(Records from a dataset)
* Start *

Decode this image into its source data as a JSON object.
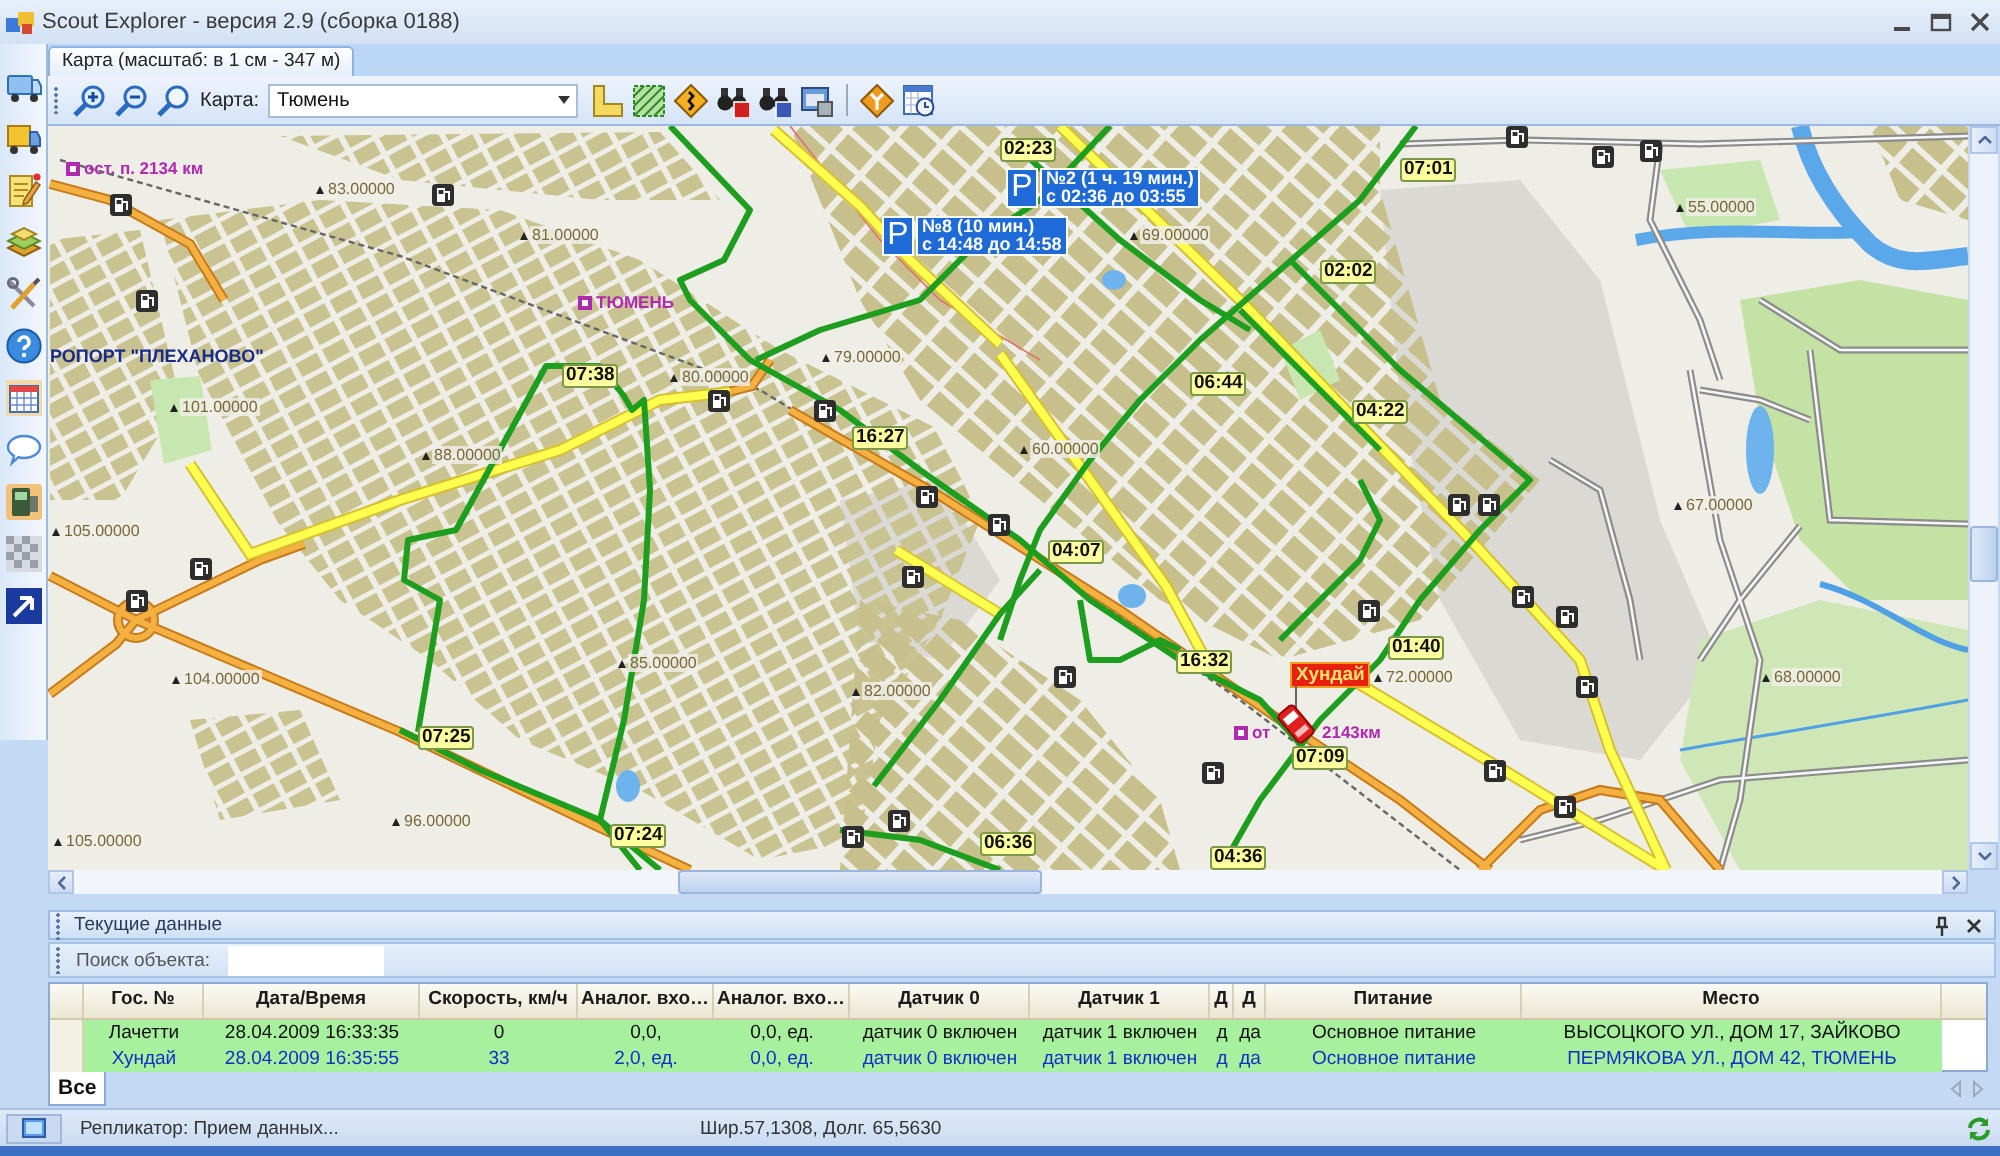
{
  "window": {
    "title": "Scout Explorer - версия 2.9 (сборка 0188)"
  },
  "tabs": [
    {
      "label": "Карта (масштаб: в 1 см - 347 м)",
      "selected": true
    }
  ],
  "toolbar": {
    "map_label": "Карта:",
    "map_value": "Тюмень"
  },
  "map": {
    "places": [
      {
        "kind": "stop",
        "text": "ост. п. 2134 км"
      },
      {
        "kind": "stop",
        "text": "ТЮМЕНЬ"
      },
      {
        "kind": "area",
        "text": "РОПОРТ \"ПЛЕХАНОВО\""
      },
      {
        "kind": "stop",
        "text": "от"
      },
      {
        "kind": "fragment",
        "text": "2143км"
      }
    ],
    "spot_heights": [
      "83.00000",
      "55.00000",
      "81.00000",
      "69.00000",
      "79.00000",
      "80.00000",
      "101.00000",
      "88.00000",
      "60.00000",
      "67.00000",
      "105.00000",
      "104.00000",
      "85.00000",
      "82.00000",
      "72.00000",
      "68.00000",
      "96.00000",
      "105.00000"
    ],
    "parkings": [
      {
        "sign": "P",
        "title": "№2 (1 ч. 19 мин.)",
        "period": "с 02:36 до 03:55"
      },
      {
        "sign": "P",
        "title": "№8 (10 мин.)",
        "period": "с 14:48 до 14:58"
      }
    ],
    "time_marks": [
      "02:23",
      "07:01",
      "02:02",
      "07:38",
      "06:44",
      "04:22",
      "16:27",
      "04:07",
      "16:32",
      "01:40",
      "07:25",
      "07:09",
      "07:24",
      "06:36",
      "04:36"
    ],
    "vehicle": {
      "label": "Хундай"
    }
  },
  "panel": {
    "title": "Текущие данные",
    "search_label": "Поиск объекта:",
    "table": {
      "columns": [
        "Гос. №",
        "Дата/Время",
        "Скорость, км/ч",
        "Аналог. вхо…",
        "Аналог. вхо…",
        "Датчик 0",
        "Датчик 1",
        "Д",
        "Д",
        "Питание",
        "Место"
      ],
      "rows": [
        {
          "selected": false,
          "cells": [
            "Лачетти",
            "28.04.2009 16:33:35",
            "0",
            "0,0,",
            "0,0, ед.",
            "датчик 0 включен",
            "датчик 1 включен",
            "д",
            "да",
            "Основное питание",
            "ВЫСОЦКОГО УЛ., ДОМ 17, ЗАЙКОВО"
          ]
        },
        {
          "selected": true,
          "cells": [
            "Хундай",
            "28.04.2009 16:35:55",
            "33",
            "2,0, ед.",
            "0,0, ед.",
            "датчик 0 включен",
            "датчик 1 включен",
            "д",
            "да",
            "Основное питание",
            "ПЕРМЯКОВА УЛ., ДОМ 42, ТЮМЕНЬ"
          ]
        }
      ]
    },
    "tabs": [
      {
        "label": "Все",
        "selected": true
      }
    ]
  },
  "status_bar": {
    "message": "Репликатор: Прием данных...",
    "coordinates": "Шир.57,1308, Долг. 65,5630"
  }
}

* End *

**Prompt:**
Quote the listing above in full, except for the pictures.

**Completed task:**
Decode this image into its source data as a JSON object.
{
  "window": {
    "title": "Scout Explorer - версия 2.9 (сборка 0188)"
  },
  "tabs": [
    {
      "label": "Карта (масштаб: в 1 см - 347 м)",
      "selected": true
    }
  ],
  "toolbar": {
    "map_label": "Карта:",
    "map_value": "Тюмень"
  },
  "map": {
    "places": [
      {
        "kind": "stop",
        "text": "ост. п. 2134 км"
      },
      {
        "kind": "stop",
        "text": "ТЮМЕНЬ"
      },
      {
        "kind": "area",
        "text": "РОПОРТ \"ПЛЕХАНОВО\""
      },
      {
        "kind": "stop",
        "text": "от"
      },
      {
        "kind": "fragment",
        "text": "2143км"
      }
    ],
    "spot_heights": [
      "83.00000",
      "55.00000",
      "81.00000",
      "69.00000",
      "79.00000",
      "80.00000",
      "101.00000",
      "88.00000",
      "60.00000",
      "67.00000",
      "105.00000",
      "104.00000",
      "85.00000",
      "82.00000",
      "72.00000",
      "68.00000",
      "96.00000",
      "105.00000"
    ],
    "parkings": [
      {
        "sign": "P",
        "title": "№2 (1 ч. 19 мин.)",
        "period": "с 02:36 до 03:55"
      },
      {
        "sign": "P",
        "title": "№8 (10 мин.)",
        "period": "с 14:48 до 14:58"
      }
    ],
    "time_marks": [
      "02:23",
      "07:01",
      "02:02",
      "07:38",
      "06:44",
      "04:22",
      "16:27",
      "04:07",
      "16:32",
      "01:40",
      "07:25",
      "07:09",
      "07:24",
      "06:36",
      "04:36"
    ],
    "vehicle": {
      "label": "Хундай"
    }
  },
  "panel": {
    "title": "Текущие данные",
    "search_label": "Поиск объекта:",
    "table": {
      "columns": [
        "Гос. №",
        "Дата/Время",
        "Скорость, км/ч",
        "Аналог. вхо…",
        "Аналог. вхо…",
        "Датчик 0",
        "Датчик 1",
        "Д",
        "Д",
        "Питание",
        "Место"
      ],
      "rows": [
        {
          "selected": false,
          "cells": [
            "Лачетти",
            "28.04.2009 16:33:35",
            "0",
            "0,0,",
            "0,0, ед.",
            "датчик 0 включен",
            "датчик 1 включен",
            "д",
            "да",
            "Основное питание",
            "ВЫСОЦКОГО УЛ., ДОМ 17, ЗАЙКОВО"
          ]
        },
        {
          "selected": true,
          "cells": [
            "Хундай",
            "28.04.2009 16:35:55",
            "33",
            "2,0, ед.",
            "0,0, ед.",
            "датчик 0 включен",
            "датчик 1 включен",
            "д",
            "да",
            "Основное питание",
            "ПЕРМЯКОВА УЛ., ДОМ 42, ТЮМЕНЬ"
          ]
        }
      ]
    },
    "tabs": [
      {
        "label": "Все",
        "selected": true
      }
    ]
  },
  "status_bar": {
    "message": "Репликатор: Прием данных...",
    "coordinates": "Шир.57,1308, Долг. 65,5630"
  }
}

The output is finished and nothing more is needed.